(Recorded data)
• • • • •

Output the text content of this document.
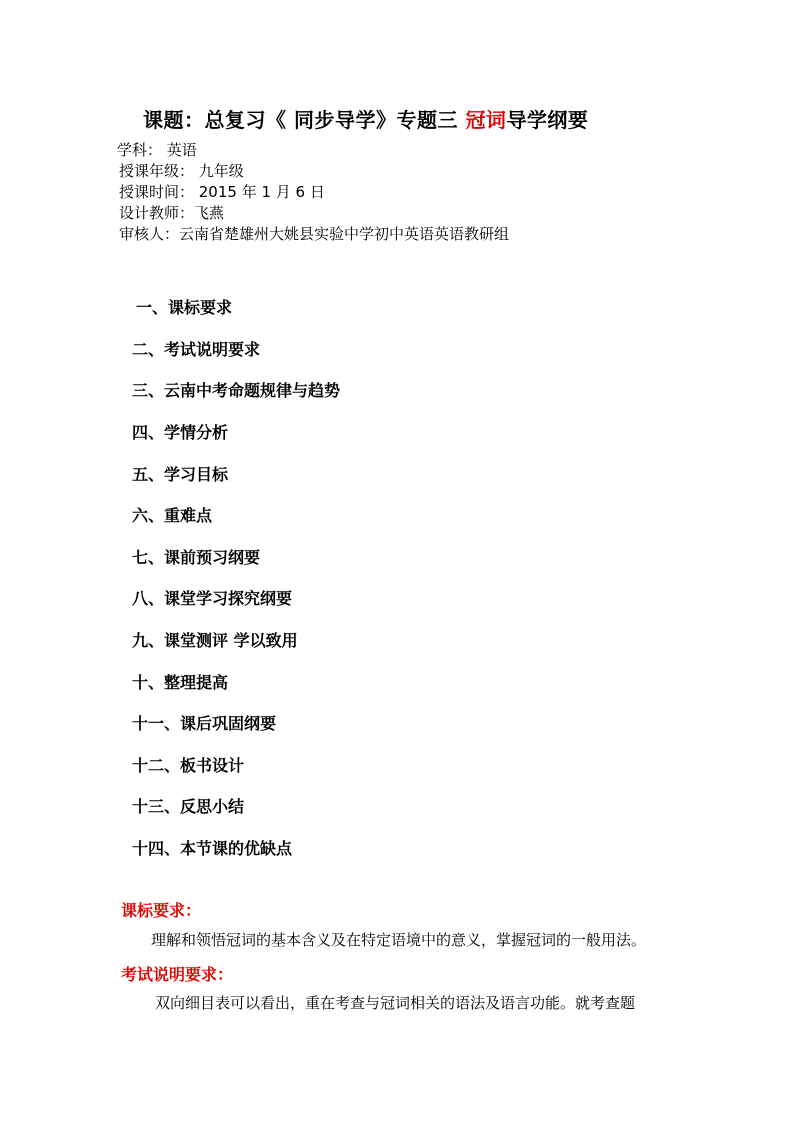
课题：总复习《 同步导学》专题三 冠词导学纲要
学科： 英语
授课年级： 九年级
授课时间： 2015 年 1 月 6 日
设计教师：飞燕
审核人：云南省楚雄州大姚县实验中学初中英语英语教研组
一、课标要求
二、考试说明要求
三、云南中考命题规律与趋势
四、学情分析
五、学习目标
六、重难点
七、课前预习纲要
八、课堂学习探究纲要
九、课堂测评 学以致用
十、整理提高
十一、课后巩固纲要
十二、板书设计
十三、反思小结
十四、本节课的优缺点
课标要求：
理解和领悟冠词的基本含义及在特定语境中的意义，掌握冠词的一般用法。
考试说明要求：
双向细目表可以看出，重在考查与冠词相关的语法及语言功能。就考查题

• • • • •

◆ What is required
From the listing, extract all text exactly as given and drop any picture.

◆ Solution for this task
Output the text content of this document.
课题：总复习《 同步导学》专题三 冠词导学纲要
学科： 英语
授课年级： 九年级
授课时间： 2015 年 1 月 6 日
设计教师：飞燕
审核人：云南省楚雄州大姚县实验中学初中英语英语教研组
一、课标要求
二、考试说明要求
三、云南中考命题规律与趋势
四、学情分析
五、学习目标
六、重难点
七、课前预习纲要
八、课堂学习探究纲要
九、课堂测评 学以致用
十、整理提高
十一、课后巩固纲要
十二、板书设计
十三、反思小结
十四、本节课的优缺点
课标要求：
理解和领悟冠词的基本含义及在特定语境中的意义，掌握冠词的一般用法。
考试说明要求：
双向细目表可以看出，重在考查与冠词相关的语法及语言功能。就考查题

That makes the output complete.